[Extracted data entries]
┌──

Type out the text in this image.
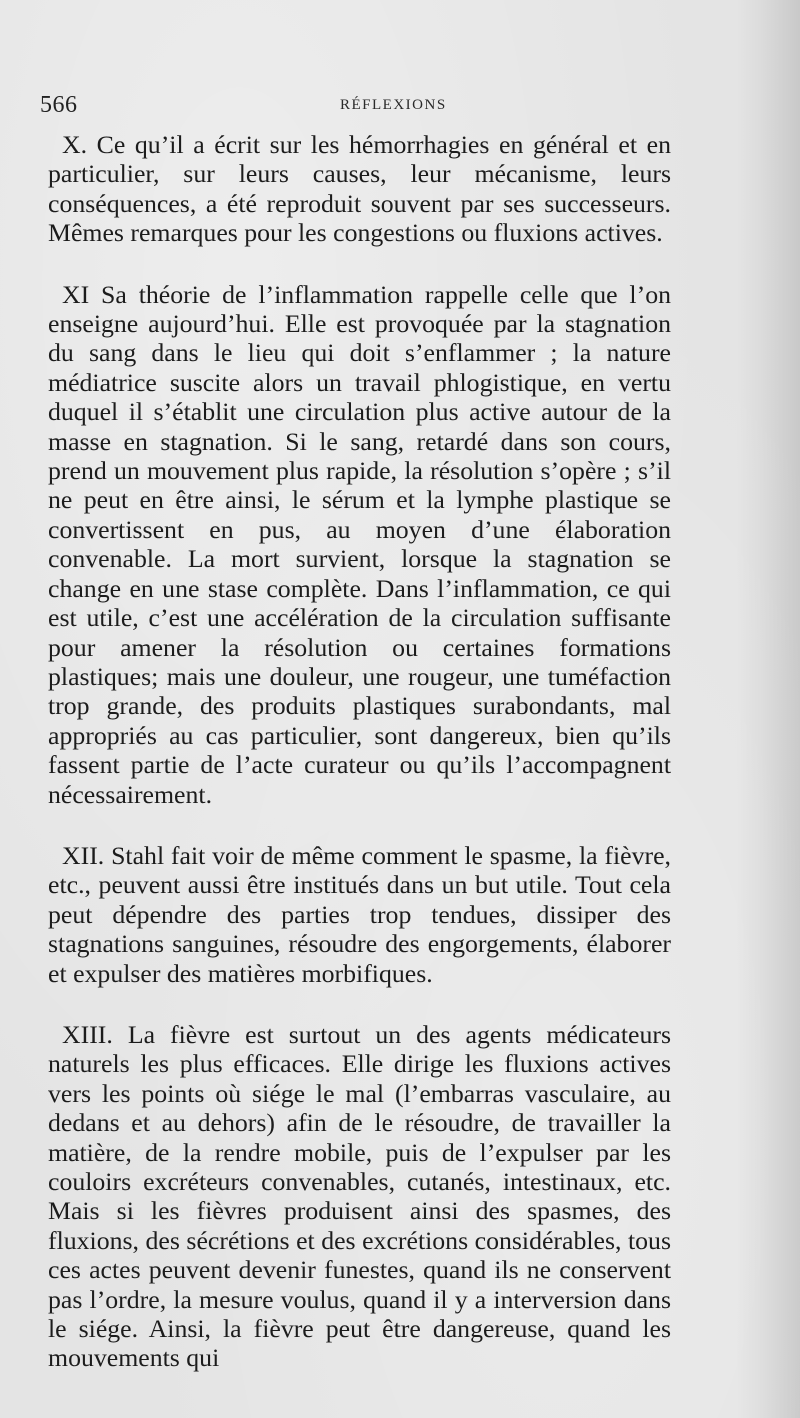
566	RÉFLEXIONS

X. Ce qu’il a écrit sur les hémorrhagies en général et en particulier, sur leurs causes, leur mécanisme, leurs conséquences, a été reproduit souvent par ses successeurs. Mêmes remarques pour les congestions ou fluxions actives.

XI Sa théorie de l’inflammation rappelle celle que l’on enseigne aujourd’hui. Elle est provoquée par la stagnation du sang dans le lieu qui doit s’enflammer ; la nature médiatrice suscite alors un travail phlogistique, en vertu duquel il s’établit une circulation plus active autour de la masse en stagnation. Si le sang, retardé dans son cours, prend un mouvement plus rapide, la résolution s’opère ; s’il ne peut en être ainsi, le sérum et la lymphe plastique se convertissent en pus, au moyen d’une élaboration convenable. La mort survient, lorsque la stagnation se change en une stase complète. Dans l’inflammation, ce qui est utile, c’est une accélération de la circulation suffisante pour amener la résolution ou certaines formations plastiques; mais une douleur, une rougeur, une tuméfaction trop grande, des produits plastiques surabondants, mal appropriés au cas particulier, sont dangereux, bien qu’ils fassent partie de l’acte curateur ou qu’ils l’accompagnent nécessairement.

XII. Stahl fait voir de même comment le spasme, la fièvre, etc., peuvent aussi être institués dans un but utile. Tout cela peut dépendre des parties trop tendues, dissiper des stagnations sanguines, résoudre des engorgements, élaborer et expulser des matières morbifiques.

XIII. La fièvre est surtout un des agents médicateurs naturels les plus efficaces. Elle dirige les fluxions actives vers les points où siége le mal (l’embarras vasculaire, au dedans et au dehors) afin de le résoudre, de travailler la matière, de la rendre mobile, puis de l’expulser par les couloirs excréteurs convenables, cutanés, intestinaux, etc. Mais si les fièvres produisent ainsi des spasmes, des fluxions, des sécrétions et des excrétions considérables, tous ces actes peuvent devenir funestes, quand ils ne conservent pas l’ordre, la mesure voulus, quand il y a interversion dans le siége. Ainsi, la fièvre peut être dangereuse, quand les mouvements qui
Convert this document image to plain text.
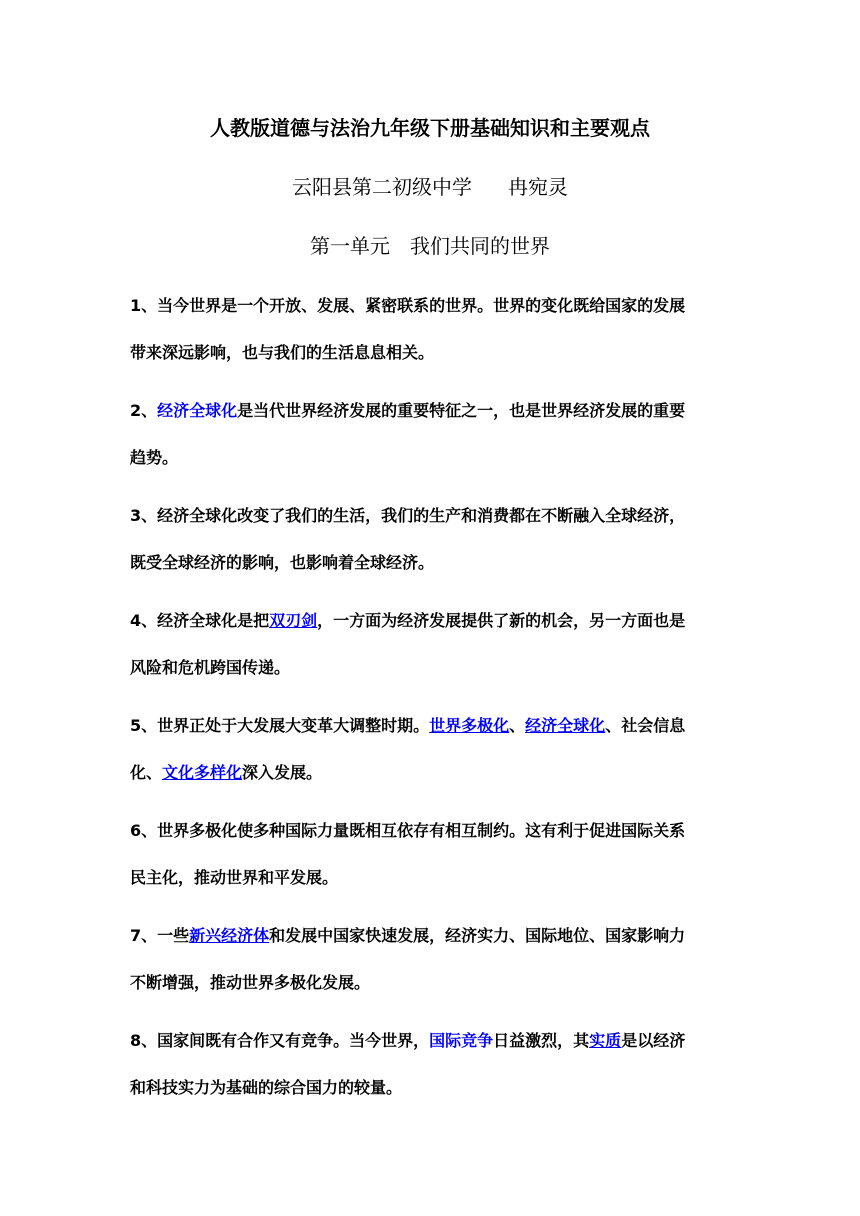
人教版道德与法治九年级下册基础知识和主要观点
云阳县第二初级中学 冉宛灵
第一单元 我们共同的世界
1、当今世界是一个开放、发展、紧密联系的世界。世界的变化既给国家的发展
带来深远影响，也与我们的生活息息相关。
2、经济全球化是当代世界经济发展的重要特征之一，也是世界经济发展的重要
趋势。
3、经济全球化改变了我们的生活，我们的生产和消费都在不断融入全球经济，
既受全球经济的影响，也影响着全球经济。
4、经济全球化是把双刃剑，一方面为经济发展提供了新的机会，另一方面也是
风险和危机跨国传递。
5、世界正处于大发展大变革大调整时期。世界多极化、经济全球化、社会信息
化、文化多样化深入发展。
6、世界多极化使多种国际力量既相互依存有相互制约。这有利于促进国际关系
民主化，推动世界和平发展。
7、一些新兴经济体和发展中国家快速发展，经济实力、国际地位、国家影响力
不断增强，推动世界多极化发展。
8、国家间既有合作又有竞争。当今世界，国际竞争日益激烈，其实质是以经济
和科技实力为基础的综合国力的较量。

└──

== BRIEF ==
Copy every line that contains the string "image".

== EXERCISE SOLUTION ==
Type out the text in this image.
Convert this document image to plain text.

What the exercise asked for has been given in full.